Exercise objective
Copy out each line exactly; pictures stay out of the copy.

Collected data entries
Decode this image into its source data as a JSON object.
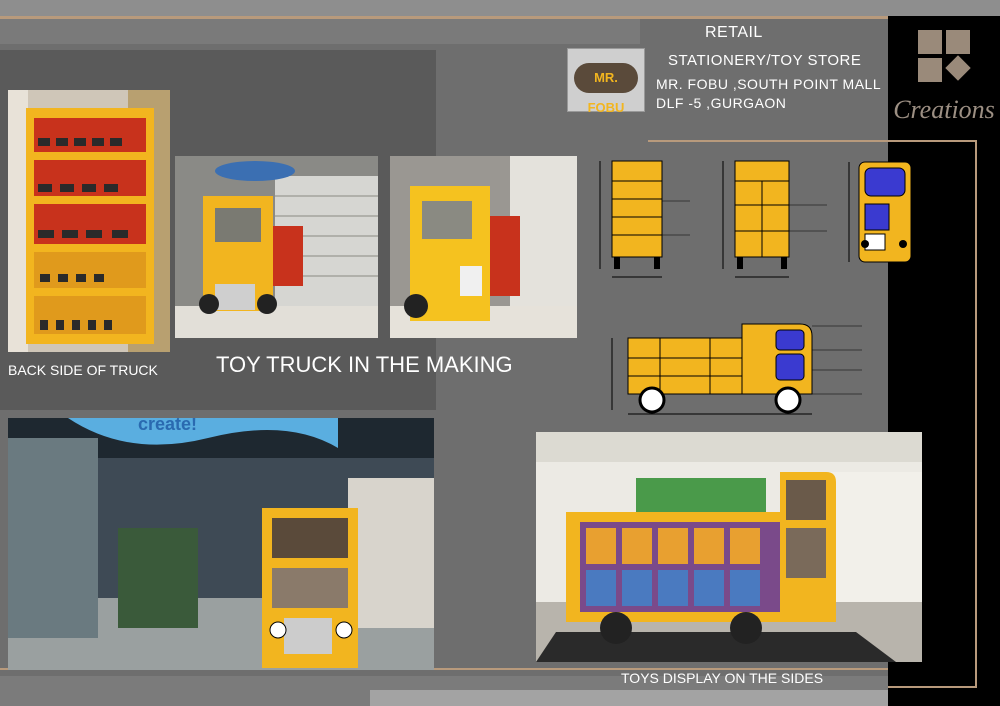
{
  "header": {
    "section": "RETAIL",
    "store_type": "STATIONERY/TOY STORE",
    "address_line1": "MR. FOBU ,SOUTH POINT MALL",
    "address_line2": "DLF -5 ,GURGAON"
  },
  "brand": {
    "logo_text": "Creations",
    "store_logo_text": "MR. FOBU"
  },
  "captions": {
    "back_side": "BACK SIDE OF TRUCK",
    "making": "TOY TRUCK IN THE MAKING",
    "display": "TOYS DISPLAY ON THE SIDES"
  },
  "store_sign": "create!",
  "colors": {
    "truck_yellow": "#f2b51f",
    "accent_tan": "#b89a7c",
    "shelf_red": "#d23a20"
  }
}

Answer for the task
Decode this image into its source data as a JSON object.
{
  "header": {
    "section": "RETAIL",
    "store_type": "STATIONERY/TOY STORE",
    "address_line1": "MR. FOBU ,SOUTH POINT MALL",
    "address_line2": "DLF -5 ,GURGAON"
  },
  "brand": {
    "logo_text": "Creations",
    "store_logo_text": "MR. FOBU"
  },
  "captions": {
    "back_side": "BACK SIDE OF TRUCK",
    "making": "TOY TRUCK IN THE MAKING",
    "display": "TOYS DISPLAY ON THE SIDES"
  },
  "store_sign": "create!",
  "colors": {
    "truck_yellow": "#f2b51f",
    "accent_tan": "#b89a7c",
    "shelf_red": "#d23a20"
  }
}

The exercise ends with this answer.